Look through the listing for the word "name". Copy each line that has it.
***
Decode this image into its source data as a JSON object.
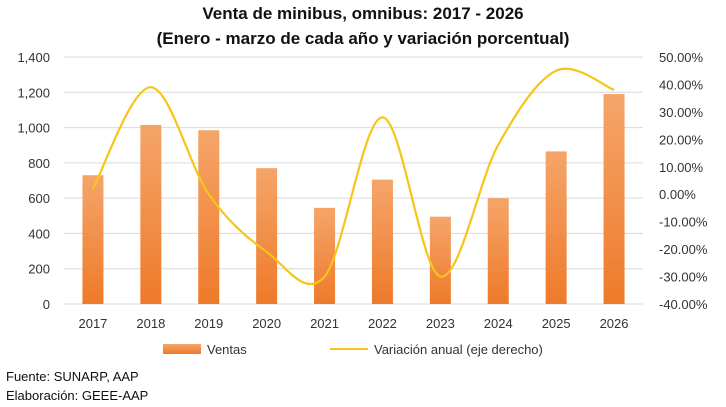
{
  "chart_data": {
    "type": "bar",
    "title": "Venta de minibus, omnibus: 2017 - 2026",
    "subtitle": "(Enero - marzo de cada año y variación porcentual)",
    "categories": [
      "2017",
      "2018",
      "2019",
      "2020",
      "2021",
      "2022",
      "2023",
      "2024",
      "2025",
      "2026"
    ],
    "series": [
      {
        "name": "Ventas",
        "type": "bar",
        "axis": "left",
        "values": [
          730,
          1015,
          985,
          770,
          545,
          705,
          495,
          600,
          865,
          1190
        ]
      },
      {
        "name": "Variación anual (eje derecho)",
        "type": "line",
        "axis": "right",
        "values": [
          0.02,
          0.39,
          0.0,
          -0.21,
          -0.3,
          0.28,
          -0.3,
          0.18,
          0.45,
          0.38
        ]
      }
    ],
    "ylim": [
      0,
      1400
    ],
    "y_ticks": [
      "0",
      "200",
      "400",
      "600",
      "800",
      "1,000",
      "1,200",
      "1,400"
    ],
    "y2lim": [
      -0.4,
      0.5
    ],
    "y2_ticks": [
      "-40.00%",
      "-30.00%",
      "-20.00%",
      "-10.00%",
      "0.00%",
      "10.00%",
      "20.00%",
      "30.00%",
      "40.00%",
      "50.00%"
    ],
    "legend_position": "bottom",
    "colors": {
      "bar": "#F07A2E",
      "bar_light": "#F5A56A",
      "line": "#F5C518"
    }
  },
  "notes": {
    "source": "Fuente: SUNARP, AAP",
    "prepared": "Elaboración: GEEE-AAP"
  }
}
***
- The result -
        "name": "Ventas",
        "name": "Variación anual (eje derecho)",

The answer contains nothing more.